>> start Data

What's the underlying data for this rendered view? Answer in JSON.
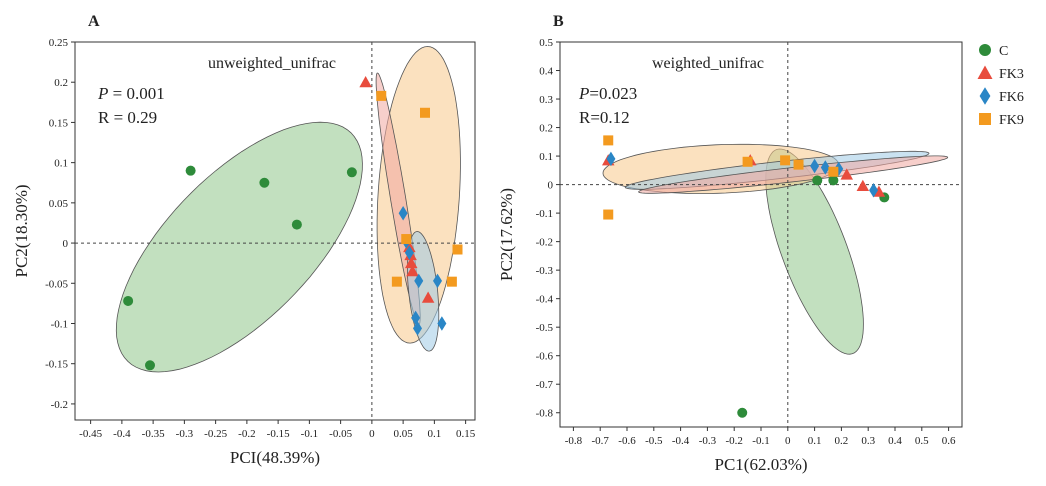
{
  "figure": {
    "colors": {
      "C": "#2e8b3a",
      "FK3": "#e84c3d",
      "FK6": "#2a86c6",
      "FK9": "#f39a1f",
      "C_fill": "#8fc78a",
      "FK3_fill": "#f0a8a0",
      "FK6_fill": "#9fcbe6",
      "FK9_fill": "#f8c88a"
    },
    "icons": {
      "C": "circle",
      "FK3": "triangle",
      "FK6": "diamond",
      "FK9": "square"
    }
  },
  "chart_data": [
    {
      "panel": "A",
      "type": "scatter",
      "title": "",
      "method_label": "unweighted_unifrac",
      "stats": {
        "p_prefix": "P",
        "p_value": "= 0.001",
        "r": "R = 0.29"
      },
      "xlabel": "PCI(48.39%)",
      "ylabel": "PC2(18.30%)",
      "xlim": [
        -0.475,
        0.165
      ],
      "ylim": [
        -0.22,
        0.25
      ],
      "xticks": [
        -0.45,
        -0.4,
        -0.35,
        -0.3,
        -0.25,
        -0.2,
        -0.15,
        -0.1,
        -0.05,
        0,
        0.05,
        0.1,
        0.15
      ],
      "xtick_labels": [
        "-0.45",
        "-0.4",
        "-0.35",
        "-0.3",
        "-0.25",
        "-0.2",
        "-0.15",
        "-0.1",
        "-0.05",
        "0",
        "0.05",
        "0.1",
        "0.15"
      ],
      "yticks": [
        0.25,
        0.2,
        0.15,
        0.1,
        0.05,
        0,
        -0.05,
        -0.1,
        -0.15,
        -0.2
      ],
      "ytick_labels": [
        "0.25",
        "0.2",
        "0.15",
        "0.1",
        "0.05",
        "0",
        "-0.05",
        "-0.1",
        "-0.15",
        "-0.2"
      ],
      "reference_lines": {
        "x": 0,
        "y": 0
      },
      "series": [
        {
          "name": "C",
          "marker": "circle",
          "points": [
            [
              -0.39,
              -0.072
            ],
            [
              -0.355,
              -0.152
            ],
            [
              -0.29,
              0.09
            ],
            [
              -0.172,
              0.075
            ],
            [
              -0.12,
              0.023
            ],
            [
              -0.032,
              0.088
            ]
          ]
        },
        {
          "name": "FK3",
          "marker": "triangle",
          "points": [
            [
              -0.01,
              0.2
            ],
            [
              0.06,
              -0.005
            ],
            [
              0.062,
              -0.015
            ],
            [
              0.063,
              -0.025
            ],
            [
              0.065,
              -0.035
            ],
            [
              0.09,
              -0.068
            ]
          ]
        },
        {
          "name": "FK6",
          "marker": "diamond",
          "points": [
            [
              0.05,
              0.037
            ],
            [
              0.055,
              0.002
            ],
            [
              0.06,
              -0.012
            ],
            [
              0.075,
              -0.047
            ],
            [
              0.07,
              -0.093
            ],
            [
              0.073,
              -0.106
            ],
            [
              0.105,
              -0.047
            ],
            [
              0.112,
              -0.1
            ]
          ]
        },
        {
          "name": "FK9",
          "marker": "square",
          "points": [
            [
              0.015,
              0.183
            ],
            [
              0.085,
              0.162
            ],
            [
              0.04,
              -0.048
            ],
            [
              0.055,
              0.005
            ],
            [
              0.128,
              -0.048
            ],
            [
              0.137,
              -0.008
            ]
          ]
        }
      ],
      "ellipses": [
        {
          "group": "C",
          "cx": -0.212,
          "cy": -0.005,
          "rx": 0.23,
          "ry": 0.1,
          "angle_deg": 35
        },
        {
          "group": "FK9",
          "cx": 0.075,
          "cy": 0.06,
          "rx": 0.065,
          "ry": 0.185,
          "angle_deg": -5
        },
        {
          "group": "FK3",
          "cx": 0.042,
          "cy": 0.055,
          "rx": 0.012,
          "ry": 0.16,
          "angle_deg": 12
        },
        {
          "group": "FK6",
          "cx": 0.082,
          "cy": -0.06,
          "rx": 0.023,
          "ry": 0.075,
          "angle_deg": 8
        }
      ]
    },
    {
      "panel": "B",
      "type": "scatter",
      "title": "",
      "method_label": "weighted_unifrac",
      "stats": {
        "p_prefix": "P",
        "p_value": "=0.023",
        "r": "R=0.12"
      },
      "xlabel": "PC1(62.03%)",
      "ylabel": "PC2(17.62%)",
      "xlim": [
        -0.85,
        0.65
      ],
      "ylim": [
        -0.85,
        0.5
      ],
      "xticks": [
        -0.8,
        -0.7,
        -0.6,
        -0.5,
        -0.4,
        -0.3,
        -0.2,
        -0.1,
        0,
        0.1,
        0.2,
        0.3,
        0.4,
        0.5,
        0.6
      ],
      "xtick_labels": [
        "-0.8",
        "-0.7",
        "-0.6",
        "-0.5",
        "-0.4",
        "-0.3",
        "-0.2",
        "-0.1",
        "0",
        "0.1",
        "0.2",
        "0.3",
        "0.4",
        "0.5",
        "0.6"
      ],
      "yticks": [
        0.5,
        0.4,
        0.3,
        0.2,
        0.1,
        0,
        -0.1,
        -0.2,
        -0.3,
        -0.4,
        -0.5,
        -0.6,
        -0.7,
        -0.8
      ],
      "ytick_labels": [
        "0.5",
        "0.4",
        "0.3",
        "0.2",
        "0.1",
        "0",
        "-0.1",
        "-0.2",
        "-0.3",
        "-0.4",
        "-0.5",
        "-0.6",
        "-0.7",
        "-0.8"
      ],
      "reference_lines": {
        "x": 0,
        "y": 0
      },
      "series": [
        {
          "name": "C",
          "marker": "circle",
          "points": [
            [
              -0.17,
              -0.8
            ],
            [
              0.11,
              0.015
            ],
            [
              0.17,
              0.015
            ],
            [
              0.36,
              -0.045
            ]
          ]
        },
        {
          "name": "FK3",
          "marker": "triangle",
          "points": [
            [
              -0.67,
              0.085
            ],
            [
              -0.14,
              0.085
            ],
            [
              0.22,
              0.035
            ],
            [
              0.28,
              -0.005
            ],
            [
              0.34,
              -0.025
            ]
          ]
        },
        {
          "name": "FK6",
          "marker": "diamond",
          "points": [
            [
              -0.66,
              0.09
            ],
            [
              0.1,
              0.065
            ],
            [
              0.14,
              0.06
            ],
            [
              0.19,
              0.055
            ],
            [
              0.32,
              -0.02
            ]
          ]
        },
        {
          "name": "FK9",
          "marker": "square",
          "points": [
            [
              -0.67,
              0.155
            ],
            [
              -0.67,
              -0.105
            ],
            [
              -0.15,
              0.08
            ],
            [
              -0.01,
              0.085
            ],
            [
              0.04,
              0.07
            ],
            [
              0.17,
              0.045
            ]
          ]
        }
      ],
      "ellipses": [
        {
          "group": "C",
          "cx": 0.1,
          "cy": -0.235,
          "rx": 0.12,
          "ry": 0.385,
          "angle_deg": 22
        },
        {
          "group": "FK9",
          "cx": -0.25,
          "cy": 0.055,
          "rx": 0.44,
          "ry": 0.085,
          "angle_deg": 2
        },
        {
          "group": "FK6",
          "cx": -0.04,
          "cy": 0.05,
          "rx": 0.57,
          "ry": 0.03,
          "angle_deg": 6
        },
        {
          "group": "FK3",
          "cx": 0.02,
          "cy": 0.035,
          "rx": 0.58,
          "ry": 0.025,
          "angle_deg": 6
        }
      ],
      "legend": {
        "placement": "right",
        "items": [
          {
            "label": "C",
            "marker": "circle"
          },
          {
            "label": "FK3",
            "marker": "triangle"
          },
          {
            "label": "FK6",
            "marker": "diamond"
          },
          {
            "label": "FK9",
            "marker": "square"
          }
        ]
      }
    }
  ]
}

>> end Data

Work instructions: Copy out each line word for word, please, skipping the images.

Task output:
What's the underlying data for this rendered view? Answer in JSON.
{
  "figure": {
    "colors": {
      "C": "#2e8b3a",
      "FK3": "#e84c3d",
      "FK6": "#2a86c6",
      "FK9": "#f39a1f",
      "C_fill": "#8fc78a",
      "FK3_fill": "#f0a8a0",
      "FK6_fill": "#9fcbe6",
      "FK9_fill": "#f8c88a"
    },
    "icons": {
      "C": "circle",
      "FK3": "triangle",
      "FK6": "diamond",
      "FK9": "square"
    }
  },
  "chart_data": [
    {
      "panel": "A",
      "type": "scatter",
      "title": "",
      "method_label": "unweighted_unifrac",
      "stats": {
        "p_prefix": "P",
        "p_value": "= 0.001",
        "r": "R = 0.29"
      },
      "xlabel": "PCI(48.39%)",
      "ylabel": "PC2(18.30%)",
      "xlim": [
        -0.475,
        0.165
      ],
      "ylim": [
        -0.22,
        0.25
      ],
      "xticks": [
        -0.45,
        -0.4,
        -0.35,
        -0.3,
        -0.25,
        -0.2,
        -0.15,
        -0.1,
        -0.05,
        0,
        0.05,
        0.1,
        0.15
      ],
      "xtick_labels": [
        "-0.45",
        "-0.4",
        "-0.35",
        "-0.3",
        "-0.25",
        "-0.2",
        "-0.15",
        "-0.1",
        "-0.05",
        "0",
        "0.05",
        "0.1",
        "0.15"
      ],
      "yticks": [
        0.25,
        0.2,
        0.15,
        0.1,
        0.05,
        0,
        -0.05,
        -0.1,
        -0.15,
        -0.2
      ],
      "ytick_labels": [
        "0.25",
        "0.2",
        "0.15",
        "0.1",
        "0.05",
        "0",
        "-0.05",
        "-0.1",
        "-0.15",
        "-0.2"
      ],
      "reference_lines": {
        "x": 0,
        "y": 0
      },
      "series": [
        {
          "name": "C",
          "marker": "circle",
          "points": [
            [
              -0.39,
              -0.072
            ],
            [
              -0.355,
              -0.152
            ],
            [
              -0.29,
              0.09
            ],
            [
              -0.172,
              0.075
            ],
            [
              -0.12,
              0.023
            ],
            [
              -0.032,
              0.088
            ]
          ]
        },
        {
          "name": "FK3",
          "marker": "triangle",
          "points": [
            [
              -0.01,
              0.2
            ],
            [
              0.06,
              -0.005
            ],
            [
              0.062,
              -0.015
            ],
            [
              0.063,
              -0.025
            ],
            [
              0.065,
              -0.035
            ],
            [
              0.09,
              -0.068
            ]
          ]
        },
        {
          "name": "FK6",
          "marker": "diamond",
          "points": [
            [
              0.05,
              0.037
            ],
            [
              0.055,
              0.002
            ],
            [
              0.06,
              -0.012
            ],
            [
              0.075,
              -0.047
            ],
            [
              0.07,
              -0.093
            ],
            [
              0.073,
              -0.106
            ],
            [
              0.105,
              -0.047
            ],
            [
              0.112,
              -0.1
            ]
          ]
        },
        {
          "name": "FK9",
          "marker": "square",
          "points": [
            [
              0.015,
              0.183
            ],
            [
              0.085,
              0.162
            ],
            [
              0.04,
              -0.048
            ],
            [
              0.055,
              0.005
            ],
            [
              0.128,
              -0.048
            ],
            [
              0.137,
              -0.008
            ]
          ]
        }
      ],
      "ellipses": [
        {
          "group": "C",
          "cx": -0.212,
          "cy": -0.005,
          "rx": 0.23,
          "ry": 0.1,
          "angle_deg": 35
        },
        {
          "group": "FK9",
          "cx": 0.075,
          "cy": 0.06,
          "rx": 0.065,
          "ry": 0.185,
          "angle_deg": -5
        },
        {
          "group": "FK3",
          "cx": 0.042,
          "cy": 0.055,
          "rx": 0.012,
          "ry": 0.16,
          "angle_deg": 12
        },
        {
          "group": "FK6",
          "cx": 0.082,
          "cy": -0.06,
          "rx": 0.023,
          "ry": 0.075,
          "angle_deg": 8
        }
      ]
    },
    {
      "panel": "B",
      "type": "scatter",
      "title": "",
      "method_label": "weighted_unifrac",
      "stats": {
        "p_prefix": "P",
        "p_value": "=0.023",
        "r": "R=0.12"
      },
      "xlabel": "PC1(62.03%)",
      "ylabel": "PC2(17.62%)",
      "xlim": [
        -0.85,
        0.65
      ],
      "ylim": [
        -0.85,
        0.5
      ],
      "xticks": [
        -0.8,
        -0.7,
        -0.6,
        -0.5,
        -0.4,
        -0.3,
        -0.2,
        -0.1,
        0,
        0.1,
        0.2,
        0.3,
        0.4,
        0.5,
        0.6
      ],
      "xtick_labels": [
        "-0.8",
        "-0.7",
        "-0.6",
        "-0.5",
        "-0.4",
        "-0.3",
        "-0.2",
        "-0.1",
        "0",
        "0.1",
        "0.2",
        "0.3",
        "0.4",
        "0.5",
        "0.6"
      ],
      "yticks": [
        0.5,
        0.4,
        0.3,
        0.2,
        0.1,
        0,
        -0.1,
        -0.2,
        -0.3,
        -0.4,
        -0.5,
        -0.6,
        -0.7,
        -0.8
      ],
      "ytick_labels": [
        "0.5",
        "0.4",
        "0.3",
        "0.2",
        "0.1",
        "0",
        "-0.1",
        "-0.2",
        "-0.3",
        "-0.4",
        "-0.5",
        "-0.6",
        "-0.7",
        "-0.8"
      ],
      "reference_lines": {
        "x": 0,
        "y": 0
      },
      "series": [
        {
          "name": "C",
          "marker": "circle",
          "points": [
            [
              -0.17,
              -0.8
            ],
            [
              0.11,
              0.015
            ],
            [
              0.17,
              0.015
            ],
            [
              0.36,
              -0.045
            ]
          ]
        },
        {
          "name": "FK3",
          "marker": "triangle",
          "points": [
            [
              -0.67,
              0.085
            ],
            [
              -0.14,
              0.085
            ],
            [
              0.22,
              0.035
            ],
            [
              0.28,
              -0.005
            ],
            [
              0.34,
              -0.025
            ]
          ]
        },
        {
          "name": "FK6",
          "marker": "diamond",
          "points": [
            [
              -0.66,
              0.09
            ],
            [
              0.1,
              0.065
            ],
            [
              0.14,
              0.06
            ],
            [
              0.19,
              0.055
            ],
            [
              0.32,
              -0.02
            ]
          ]
        },
        {
          "name": "FK9",
          "marker": "square",
          "points": [
            [
              -0.67,
              0.155
            ],
            [
              -0.67,
              -0.105
            ],
            [
              -0.15,
              0.08
            ],
            [
              -0.01,
              0.085
            ],
            [
              0.04,
              0.07
            ],
            [
              0.17,
              0.045
            ]
          ]
        }
      ],
      "ellipses": [
        {
          "group": "C",
          "cx": 0.1,
          "cy": -0.235,
          "rx": 0.12,
          "ry": 0.385,
          "angle_deg": 22
        },
        {
          "group": "FK9",
          "cx": -0.25,
          "cy": 0.055,
          "rx": 0.44,
          "ry": 0.085,
          "angle_deg": 2
        },
        {
          "group": "FK6",
          "cx": -0.04,
          "cy": 0.05,
          "rx": 0.57,
          "ry": 0.03,
          "angle_deg": 6
        },
        {
          "group": "FK3",
          "cx": 0.02,
          "cy": 0.035,
          "rx": 0.58,
          "ry": 0.025,
          "angle_deg": 6
        }
      ],
      "legend": {
        "placement": "right",
        "items": [
          {
            "label": "C",
            "marker": "circle"
          },
          {
            "label": "FK3",
            "marker": "triangle"
          },
          {
            "label": "FK6",
            "marker": "diamond"
          },
          {
            "label": "FK9",
            "marker": "square"
          }
        ]
      }
    }
  ]
}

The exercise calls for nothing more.